[Raw records]
--- START ---
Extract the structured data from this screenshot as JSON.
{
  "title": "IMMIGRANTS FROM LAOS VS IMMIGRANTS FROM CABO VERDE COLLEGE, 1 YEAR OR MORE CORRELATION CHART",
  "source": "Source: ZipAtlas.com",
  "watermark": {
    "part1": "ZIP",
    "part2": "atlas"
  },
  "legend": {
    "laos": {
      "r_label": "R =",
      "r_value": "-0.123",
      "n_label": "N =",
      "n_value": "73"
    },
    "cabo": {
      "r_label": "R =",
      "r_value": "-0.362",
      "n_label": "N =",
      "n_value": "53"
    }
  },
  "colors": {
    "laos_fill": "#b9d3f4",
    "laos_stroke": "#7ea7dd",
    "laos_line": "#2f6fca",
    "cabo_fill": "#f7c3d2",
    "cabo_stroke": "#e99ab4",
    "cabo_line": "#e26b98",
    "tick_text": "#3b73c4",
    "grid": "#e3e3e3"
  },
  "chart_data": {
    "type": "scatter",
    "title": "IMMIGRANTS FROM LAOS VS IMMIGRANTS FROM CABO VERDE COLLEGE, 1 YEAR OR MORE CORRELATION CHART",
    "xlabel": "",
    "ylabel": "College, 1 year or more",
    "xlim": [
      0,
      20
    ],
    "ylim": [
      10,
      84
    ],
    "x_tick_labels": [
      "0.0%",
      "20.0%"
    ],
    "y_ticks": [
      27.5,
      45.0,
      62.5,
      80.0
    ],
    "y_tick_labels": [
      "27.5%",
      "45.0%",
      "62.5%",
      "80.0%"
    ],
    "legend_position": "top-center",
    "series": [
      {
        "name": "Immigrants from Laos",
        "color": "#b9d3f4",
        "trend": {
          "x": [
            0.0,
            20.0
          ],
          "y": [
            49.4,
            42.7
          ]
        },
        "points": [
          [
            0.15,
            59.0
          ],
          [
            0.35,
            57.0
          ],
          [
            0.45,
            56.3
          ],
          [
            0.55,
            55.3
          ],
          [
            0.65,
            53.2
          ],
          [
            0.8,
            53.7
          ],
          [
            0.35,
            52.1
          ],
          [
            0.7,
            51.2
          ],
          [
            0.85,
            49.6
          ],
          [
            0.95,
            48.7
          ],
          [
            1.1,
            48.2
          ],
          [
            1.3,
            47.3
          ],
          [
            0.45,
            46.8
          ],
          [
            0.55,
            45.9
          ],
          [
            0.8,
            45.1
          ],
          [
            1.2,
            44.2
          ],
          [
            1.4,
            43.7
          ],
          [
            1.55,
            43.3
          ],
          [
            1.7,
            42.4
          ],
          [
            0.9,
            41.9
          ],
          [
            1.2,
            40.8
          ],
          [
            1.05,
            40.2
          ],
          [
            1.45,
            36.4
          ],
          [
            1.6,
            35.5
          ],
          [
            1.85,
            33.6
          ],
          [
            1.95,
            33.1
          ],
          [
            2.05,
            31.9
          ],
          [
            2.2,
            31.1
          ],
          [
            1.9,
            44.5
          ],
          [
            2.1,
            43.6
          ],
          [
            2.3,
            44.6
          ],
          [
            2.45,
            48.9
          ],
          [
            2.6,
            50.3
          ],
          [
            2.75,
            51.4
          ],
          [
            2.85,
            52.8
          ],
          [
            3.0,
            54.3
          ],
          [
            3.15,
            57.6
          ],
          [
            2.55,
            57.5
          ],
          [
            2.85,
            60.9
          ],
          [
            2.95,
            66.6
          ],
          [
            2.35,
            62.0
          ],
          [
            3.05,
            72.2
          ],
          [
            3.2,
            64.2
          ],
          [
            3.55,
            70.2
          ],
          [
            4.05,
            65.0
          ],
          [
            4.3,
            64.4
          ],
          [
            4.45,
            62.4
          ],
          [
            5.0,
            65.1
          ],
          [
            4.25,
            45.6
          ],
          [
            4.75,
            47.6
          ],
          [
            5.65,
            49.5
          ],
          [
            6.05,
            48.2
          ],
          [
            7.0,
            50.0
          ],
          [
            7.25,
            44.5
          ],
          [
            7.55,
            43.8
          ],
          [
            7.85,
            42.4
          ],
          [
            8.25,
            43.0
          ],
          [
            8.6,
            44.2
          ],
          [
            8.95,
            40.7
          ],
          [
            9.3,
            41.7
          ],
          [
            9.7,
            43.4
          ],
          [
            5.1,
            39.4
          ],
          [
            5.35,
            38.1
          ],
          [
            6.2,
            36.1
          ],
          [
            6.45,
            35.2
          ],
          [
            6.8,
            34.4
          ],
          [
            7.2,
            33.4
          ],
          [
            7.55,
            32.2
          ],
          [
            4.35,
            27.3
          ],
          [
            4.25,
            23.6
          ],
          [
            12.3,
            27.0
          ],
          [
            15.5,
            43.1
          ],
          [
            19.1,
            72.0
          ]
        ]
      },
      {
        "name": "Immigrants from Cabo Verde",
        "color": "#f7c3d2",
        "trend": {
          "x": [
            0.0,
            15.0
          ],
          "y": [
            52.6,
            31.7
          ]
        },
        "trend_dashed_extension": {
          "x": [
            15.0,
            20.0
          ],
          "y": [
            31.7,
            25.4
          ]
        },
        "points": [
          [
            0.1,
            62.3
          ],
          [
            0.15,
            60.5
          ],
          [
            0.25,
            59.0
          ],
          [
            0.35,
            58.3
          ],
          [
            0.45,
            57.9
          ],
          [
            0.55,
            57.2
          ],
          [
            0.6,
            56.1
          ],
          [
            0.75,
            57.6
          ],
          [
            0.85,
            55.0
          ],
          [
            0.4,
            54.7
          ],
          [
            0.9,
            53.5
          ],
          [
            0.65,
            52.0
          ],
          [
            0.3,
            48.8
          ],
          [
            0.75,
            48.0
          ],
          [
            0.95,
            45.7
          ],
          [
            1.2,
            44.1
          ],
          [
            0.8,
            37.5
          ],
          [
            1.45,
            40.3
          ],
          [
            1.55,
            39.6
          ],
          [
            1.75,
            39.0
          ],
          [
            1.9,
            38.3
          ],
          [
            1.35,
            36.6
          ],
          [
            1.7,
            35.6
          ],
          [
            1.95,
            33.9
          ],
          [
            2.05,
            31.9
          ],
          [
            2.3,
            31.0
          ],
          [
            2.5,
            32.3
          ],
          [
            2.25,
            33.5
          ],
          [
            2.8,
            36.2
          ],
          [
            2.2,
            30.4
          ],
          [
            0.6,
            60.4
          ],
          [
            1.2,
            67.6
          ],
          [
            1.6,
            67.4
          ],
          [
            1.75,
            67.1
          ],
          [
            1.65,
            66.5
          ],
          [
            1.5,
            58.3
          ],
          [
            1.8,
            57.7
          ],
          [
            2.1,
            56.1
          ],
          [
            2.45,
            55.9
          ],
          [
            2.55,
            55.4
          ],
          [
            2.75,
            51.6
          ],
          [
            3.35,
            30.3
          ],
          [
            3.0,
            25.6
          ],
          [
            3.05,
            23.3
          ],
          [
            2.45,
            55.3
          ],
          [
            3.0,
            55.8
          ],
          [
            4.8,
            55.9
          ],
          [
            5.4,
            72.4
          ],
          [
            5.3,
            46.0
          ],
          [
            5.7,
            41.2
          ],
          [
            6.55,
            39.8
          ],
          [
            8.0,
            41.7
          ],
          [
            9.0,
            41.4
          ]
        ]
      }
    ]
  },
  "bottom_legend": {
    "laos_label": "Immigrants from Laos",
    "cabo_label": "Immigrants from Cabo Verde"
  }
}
--- END ---
--- START ---
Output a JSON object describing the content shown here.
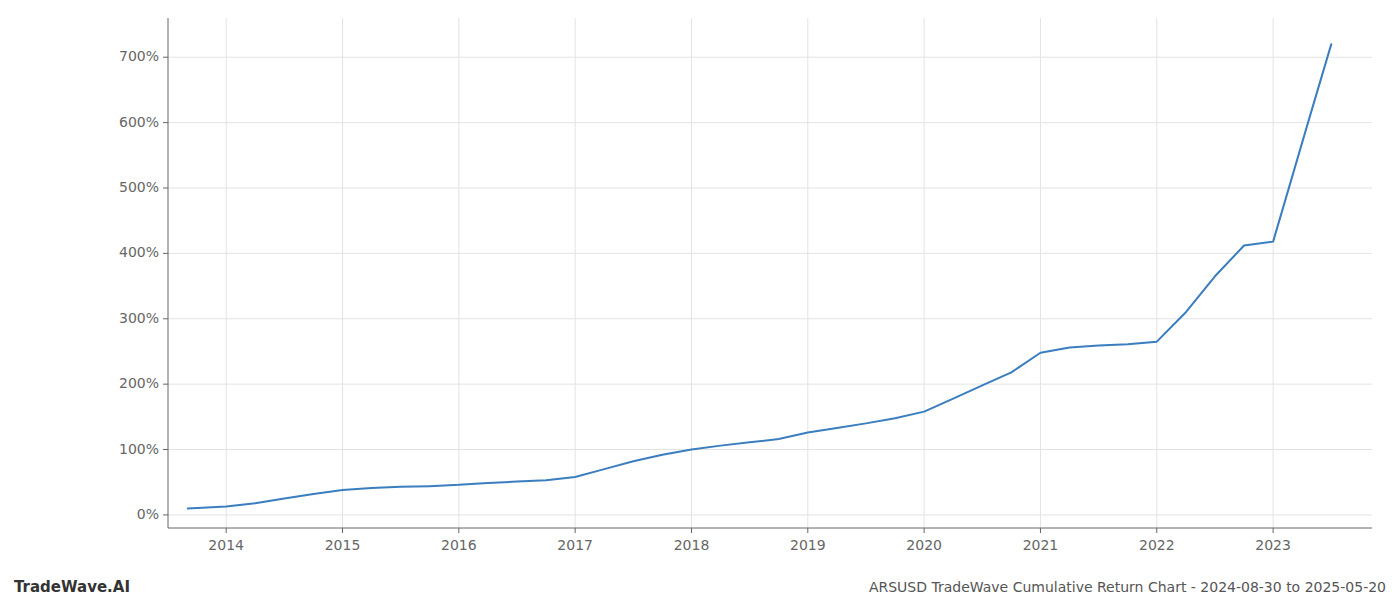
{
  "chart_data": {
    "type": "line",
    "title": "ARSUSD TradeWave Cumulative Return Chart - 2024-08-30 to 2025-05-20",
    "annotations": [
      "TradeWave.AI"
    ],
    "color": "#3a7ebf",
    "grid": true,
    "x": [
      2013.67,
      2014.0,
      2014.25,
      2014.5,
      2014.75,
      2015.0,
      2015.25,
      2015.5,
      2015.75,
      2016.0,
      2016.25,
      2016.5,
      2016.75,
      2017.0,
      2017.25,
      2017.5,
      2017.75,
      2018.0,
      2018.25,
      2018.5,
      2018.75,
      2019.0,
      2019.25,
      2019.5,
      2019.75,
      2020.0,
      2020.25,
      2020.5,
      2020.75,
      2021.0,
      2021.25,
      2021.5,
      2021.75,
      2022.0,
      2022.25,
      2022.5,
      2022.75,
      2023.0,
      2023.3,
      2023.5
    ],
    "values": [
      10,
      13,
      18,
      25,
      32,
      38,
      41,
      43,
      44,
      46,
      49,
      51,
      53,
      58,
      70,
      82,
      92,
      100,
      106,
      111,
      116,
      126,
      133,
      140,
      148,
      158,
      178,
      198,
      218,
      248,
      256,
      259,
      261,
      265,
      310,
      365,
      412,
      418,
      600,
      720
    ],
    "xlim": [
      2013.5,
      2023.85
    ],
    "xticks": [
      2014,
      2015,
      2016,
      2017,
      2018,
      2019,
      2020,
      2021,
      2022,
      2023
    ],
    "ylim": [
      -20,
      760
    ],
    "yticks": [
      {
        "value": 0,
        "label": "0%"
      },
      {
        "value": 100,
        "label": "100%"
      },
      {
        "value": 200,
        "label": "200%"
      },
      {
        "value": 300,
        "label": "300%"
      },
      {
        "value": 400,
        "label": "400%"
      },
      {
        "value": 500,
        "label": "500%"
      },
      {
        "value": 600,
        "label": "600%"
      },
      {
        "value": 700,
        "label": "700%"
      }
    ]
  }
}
--- END ---
### Aim of the task
Look through the records and gather every line containing "name".

### Solution to the problem
        "name": "Immigrants from Laos",
        "name": "Immigrants from Cabo Verde",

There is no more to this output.